*DOCUMENT*:
......

As detailed in Monday’s edition, the interest rate hike we saw today was already priced into the market.

This is why you are not seeing higher interest rates today, even though the Fed raised rates 25bps.

 

Fed Coffee Corner: Summary of July Fed Meeting & Market Implications ☕️

In their statement today, the Fed raised interest rates by 25bps - the highest in twenty-two years. They have now raised interest rates 5.25% since March of 2022.

Immediate effect on rate hike

By the end of the press conference, the MBS market was up nearly 25bps.

Why is that?

As I said on Monday, the MBS market already priced in this 25bps hike - we all knew it was coming.

However, the reason it came down is that the Fed’s statements were not nearly as hawkish as they were in June.

As detailed below, the statements made were all focused on the upcoming data we will receive before the September meeting.

Whereas last meeting, they told us with near certainty that more rate hikes were coming.

Since the upcoming mortgage interest rates are “data-dependent” there is not much movement in mortgage-backed securities. The Fed basically told traders to hold the line until the next few reports are released.

Fed Press Conference

Jerome Powell continues to emphasize that the Fed is “data-dependent”. He repeatedly pointed us to the following data to continue to watch:

  • Low unemployment / tight labor market

  • Moderate growth in the economy

  • Slowed consumer spending

These factors are why the Fed is not pausing rate hikes. Unemployment remains low, and inflation has not come down far enough to warrant a pause in rates.

Are additional rate hikes on the way?

Maybe.

The good news is that we have a slight break from Fed monetary manipulation - the next time we will see Powell in front of the mic is eight weeks from now at the next meeting - September 20th.

In that time we have four large data points that the Fed will look at to determine what they will do in the Fall:

  1. July Jobs Report - Aug 4th

  2. July CPI Print - Aug 10th

  3. August Jobs Report - Sep 1st

  4. August CPI Print - Sep 13th

If these reports show that the economy, consumer spending, and the job market have continued to slow, there will not be rate hikes.

If there are outlier data, such as a hotter-than-expected CPI or higher-than-expected jobs report (as we saw a few weeks ago from ADP) it could lead the Fed to continue to raise rates.

One thing we know for sure - rates are not going to be cut.

......

Element position data
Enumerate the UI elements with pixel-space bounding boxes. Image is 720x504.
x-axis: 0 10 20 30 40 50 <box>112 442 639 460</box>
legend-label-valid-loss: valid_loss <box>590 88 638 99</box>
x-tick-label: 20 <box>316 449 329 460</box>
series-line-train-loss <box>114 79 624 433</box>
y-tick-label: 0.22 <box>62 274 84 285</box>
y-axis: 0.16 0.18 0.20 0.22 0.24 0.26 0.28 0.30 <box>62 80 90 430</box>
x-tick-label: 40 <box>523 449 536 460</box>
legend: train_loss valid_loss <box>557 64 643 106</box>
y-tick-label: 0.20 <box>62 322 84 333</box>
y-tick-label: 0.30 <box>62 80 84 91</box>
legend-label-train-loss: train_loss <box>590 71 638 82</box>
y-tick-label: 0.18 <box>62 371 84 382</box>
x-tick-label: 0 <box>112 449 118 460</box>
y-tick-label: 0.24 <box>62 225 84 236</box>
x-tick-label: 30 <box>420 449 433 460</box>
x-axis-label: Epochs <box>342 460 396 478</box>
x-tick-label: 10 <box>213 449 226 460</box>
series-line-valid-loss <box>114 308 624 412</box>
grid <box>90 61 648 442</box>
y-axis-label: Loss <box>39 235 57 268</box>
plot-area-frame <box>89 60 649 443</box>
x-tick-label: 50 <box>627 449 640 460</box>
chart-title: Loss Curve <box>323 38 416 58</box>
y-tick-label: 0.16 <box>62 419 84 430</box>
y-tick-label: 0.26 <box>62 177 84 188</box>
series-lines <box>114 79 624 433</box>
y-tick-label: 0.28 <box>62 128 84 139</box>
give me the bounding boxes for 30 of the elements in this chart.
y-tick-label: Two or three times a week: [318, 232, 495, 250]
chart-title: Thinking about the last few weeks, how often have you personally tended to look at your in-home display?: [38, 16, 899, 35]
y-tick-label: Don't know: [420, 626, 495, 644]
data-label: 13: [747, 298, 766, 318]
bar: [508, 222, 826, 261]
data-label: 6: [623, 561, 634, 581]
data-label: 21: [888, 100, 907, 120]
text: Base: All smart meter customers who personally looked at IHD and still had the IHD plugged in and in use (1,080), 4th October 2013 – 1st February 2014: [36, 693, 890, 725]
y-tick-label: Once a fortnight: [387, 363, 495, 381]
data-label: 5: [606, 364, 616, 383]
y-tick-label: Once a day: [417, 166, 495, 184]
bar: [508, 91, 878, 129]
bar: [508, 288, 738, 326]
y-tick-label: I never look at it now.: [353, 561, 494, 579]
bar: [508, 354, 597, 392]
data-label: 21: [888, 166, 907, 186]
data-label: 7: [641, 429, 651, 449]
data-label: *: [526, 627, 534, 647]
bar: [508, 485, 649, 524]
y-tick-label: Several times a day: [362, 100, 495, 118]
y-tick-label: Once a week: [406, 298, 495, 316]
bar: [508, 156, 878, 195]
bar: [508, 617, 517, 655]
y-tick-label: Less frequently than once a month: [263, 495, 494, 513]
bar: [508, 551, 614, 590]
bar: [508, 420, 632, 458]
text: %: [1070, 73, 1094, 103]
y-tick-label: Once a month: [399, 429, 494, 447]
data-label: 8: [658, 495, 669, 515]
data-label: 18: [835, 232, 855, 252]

......

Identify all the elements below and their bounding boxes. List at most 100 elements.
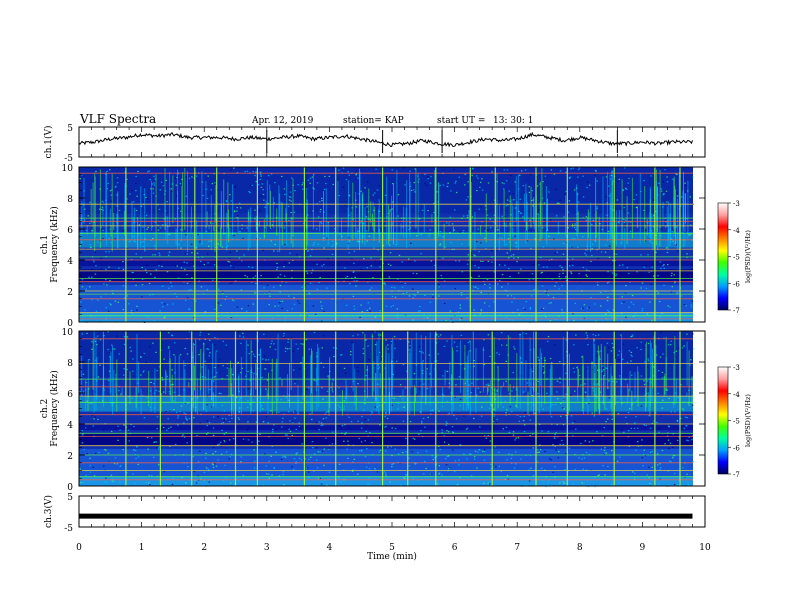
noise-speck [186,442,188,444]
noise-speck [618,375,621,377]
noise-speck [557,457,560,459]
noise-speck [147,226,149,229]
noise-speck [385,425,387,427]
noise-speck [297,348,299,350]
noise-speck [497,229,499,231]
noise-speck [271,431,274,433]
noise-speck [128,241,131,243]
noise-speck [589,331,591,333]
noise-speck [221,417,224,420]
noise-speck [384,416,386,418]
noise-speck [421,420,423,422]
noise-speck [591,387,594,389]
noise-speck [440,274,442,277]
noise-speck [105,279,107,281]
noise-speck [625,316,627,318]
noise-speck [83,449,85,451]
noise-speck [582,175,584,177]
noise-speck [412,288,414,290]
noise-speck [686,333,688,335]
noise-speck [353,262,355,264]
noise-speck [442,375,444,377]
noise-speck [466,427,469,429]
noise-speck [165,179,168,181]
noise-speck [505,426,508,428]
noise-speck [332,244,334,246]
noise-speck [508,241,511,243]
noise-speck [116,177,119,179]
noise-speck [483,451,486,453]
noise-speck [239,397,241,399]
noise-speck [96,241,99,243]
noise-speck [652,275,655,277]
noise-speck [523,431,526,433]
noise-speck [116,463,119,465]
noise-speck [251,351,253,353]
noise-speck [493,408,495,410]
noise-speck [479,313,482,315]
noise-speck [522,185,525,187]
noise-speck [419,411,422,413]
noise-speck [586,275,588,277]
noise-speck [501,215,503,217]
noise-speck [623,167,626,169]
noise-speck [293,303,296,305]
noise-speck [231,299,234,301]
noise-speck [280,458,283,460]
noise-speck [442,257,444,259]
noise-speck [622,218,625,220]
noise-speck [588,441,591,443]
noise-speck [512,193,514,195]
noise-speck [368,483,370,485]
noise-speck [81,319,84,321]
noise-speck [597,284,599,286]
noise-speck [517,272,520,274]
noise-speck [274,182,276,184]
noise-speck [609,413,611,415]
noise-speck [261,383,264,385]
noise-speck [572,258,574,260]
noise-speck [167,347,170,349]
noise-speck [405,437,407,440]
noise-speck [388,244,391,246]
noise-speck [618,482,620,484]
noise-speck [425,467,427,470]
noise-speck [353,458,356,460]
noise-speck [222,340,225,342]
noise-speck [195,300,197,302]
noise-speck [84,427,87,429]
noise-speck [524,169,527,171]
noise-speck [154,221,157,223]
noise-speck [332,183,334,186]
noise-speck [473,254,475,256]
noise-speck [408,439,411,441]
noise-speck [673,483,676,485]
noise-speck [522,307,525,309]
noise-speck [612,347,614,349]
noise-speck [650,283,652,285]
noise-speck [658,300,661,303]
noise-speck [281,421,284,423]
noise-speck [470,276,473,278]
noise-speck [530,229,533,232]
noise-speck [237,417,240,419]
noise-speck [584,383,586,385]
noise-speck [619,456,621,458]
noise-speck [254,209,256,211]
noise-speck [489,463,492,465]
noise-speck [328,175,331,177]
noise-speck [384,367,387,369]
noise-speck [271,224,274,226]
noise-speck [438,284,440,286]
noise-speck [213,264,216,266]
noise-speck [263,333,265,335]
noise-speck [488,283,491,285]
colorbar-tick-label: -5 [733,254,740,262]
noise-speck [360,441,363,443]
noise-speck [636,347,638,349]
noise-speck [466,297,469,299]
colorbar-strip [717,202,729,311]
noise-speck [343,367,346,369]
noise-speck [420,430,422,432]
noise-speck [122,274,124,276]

......

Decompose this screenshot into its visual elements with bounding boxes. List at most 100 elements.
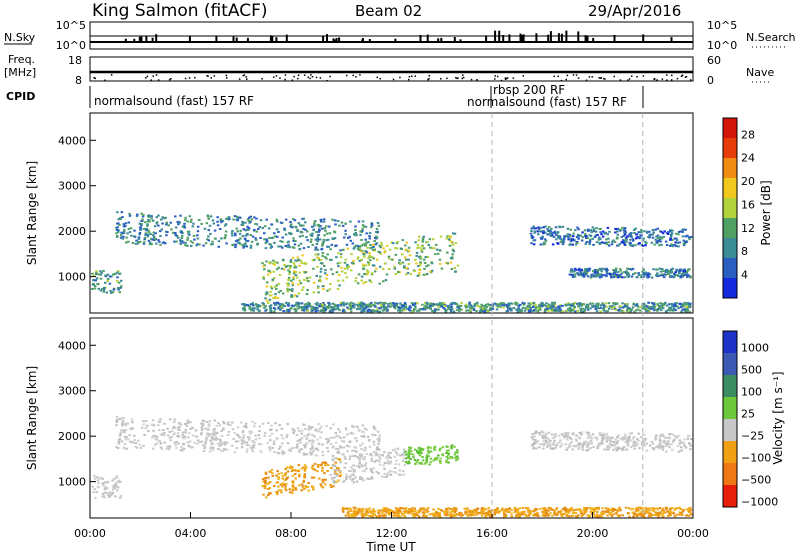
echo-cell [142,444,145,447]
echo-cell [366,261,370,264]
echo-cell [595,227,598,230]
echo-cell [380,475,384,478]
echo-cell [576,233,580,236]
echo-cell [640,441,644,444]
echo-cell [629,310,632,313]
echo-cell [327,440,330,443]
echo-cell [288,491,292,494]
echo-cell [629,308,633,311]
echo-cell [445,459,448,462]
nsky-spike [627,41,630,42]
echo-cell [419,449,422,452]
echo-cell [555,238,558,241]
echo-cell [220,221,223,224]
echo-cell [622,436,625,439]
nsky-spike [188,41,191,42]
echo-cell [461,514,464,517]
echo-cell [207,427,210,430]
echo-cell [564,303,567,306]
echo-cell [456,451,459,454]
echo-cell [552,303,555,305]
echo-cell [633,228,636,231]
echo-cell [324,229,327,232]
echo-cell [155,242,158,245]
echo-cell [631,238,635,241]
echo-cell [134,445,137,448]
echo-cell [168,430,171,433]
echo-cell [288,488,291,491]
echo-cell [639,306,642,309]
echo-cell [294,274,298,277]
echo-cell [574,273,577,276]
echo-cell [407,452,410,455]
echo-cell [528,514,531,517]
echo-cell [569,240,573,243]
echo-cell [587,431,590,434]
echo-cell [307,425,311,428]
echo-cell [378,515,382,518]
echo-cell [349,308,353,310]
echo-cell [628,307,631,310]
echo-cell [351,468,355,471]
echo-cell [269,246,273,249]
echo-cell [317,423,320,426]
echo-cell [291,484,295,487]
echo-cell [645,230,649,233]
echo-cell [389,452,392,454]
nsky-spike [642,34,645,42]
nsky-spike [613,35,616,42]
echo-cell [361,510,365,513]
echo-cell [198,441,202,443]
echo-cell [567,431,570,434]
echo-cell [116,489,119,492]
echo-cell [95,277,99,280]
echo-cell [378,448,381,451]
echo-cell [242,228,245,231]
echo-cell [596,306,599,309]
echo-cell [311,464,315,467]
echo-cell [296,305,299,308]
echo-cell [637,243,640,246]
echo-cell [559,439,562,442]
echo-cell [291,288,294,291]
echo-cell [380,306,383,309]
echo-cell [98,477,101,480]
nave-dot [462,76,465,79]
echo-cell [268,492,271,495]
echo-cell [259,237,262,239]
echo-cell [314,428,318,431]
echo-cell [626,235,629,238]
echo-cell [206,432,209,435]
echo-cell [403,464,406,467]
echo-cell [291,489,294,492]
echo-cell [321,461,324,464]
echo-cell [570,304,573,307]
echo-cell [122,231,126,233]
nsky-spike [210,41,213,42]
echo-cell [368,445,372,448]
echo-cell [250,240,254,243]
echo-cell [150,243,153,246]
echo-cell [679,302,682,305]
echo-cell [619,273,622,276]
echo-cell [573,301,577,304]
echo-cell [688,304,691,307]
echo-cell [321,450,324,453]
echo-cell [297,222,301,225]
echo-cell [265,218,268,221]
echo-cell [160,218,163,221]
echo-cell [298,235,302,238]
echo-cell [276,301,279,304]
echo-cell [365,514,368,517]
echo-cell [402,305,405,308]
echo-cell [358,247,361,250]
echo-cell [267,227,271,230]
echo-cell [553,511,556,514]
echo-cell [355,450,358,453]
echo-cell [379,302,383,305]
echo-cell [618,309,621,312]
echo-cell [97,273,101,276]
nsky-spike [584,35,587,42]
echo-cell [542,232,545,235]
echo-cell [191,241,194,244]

......

*PROBLEM STATEMENT*: Extend the write-up on the July Fed meeting, starting right after its last sentence.

*FINAL ANSWER*:
Powell emphasized this point again in today’s meeting - they have no expectation that rates will be cut this year. At best, we would see rates getting up Q1 or Q2 of next year.

They want to be sure that inflation comes down to a sustainable level.

What does it mean for mortgage rates and your clients?

This is going to be all over social media and your clients will inevitably send it to you. But, clients are not going to wake up tomorrow and see rates at 7.5%.

The market is going to stay flat through the end of the month because all of this was already priced in.

The next time we are going to see mortgage rates change for clients is August 4th - when the July Jobs report is released.

If you have clients out looking - they should not see huge changes in their preapprovals.

My opinion

This is the meeting we should have had in June.

As I said in the previous Fed Coffee Corner the pause in June was a complete waste of time. We knew that there was only going to be one significant piece of data before today’s meeting - June CPI.

As Powell said himself, that was only one piece of the puzzle and not enough to move the needle - so why did we waste 5 weeks to raise rates? If we had just raised interest rates last month we would be in the same position as today.

The Fed is not telling us anything we do not already know, which is why you are seeing a lack of movement in the interest rates today.

Now that we have an 8-week break, the Fed will gather enough data to forecast the rest of the year.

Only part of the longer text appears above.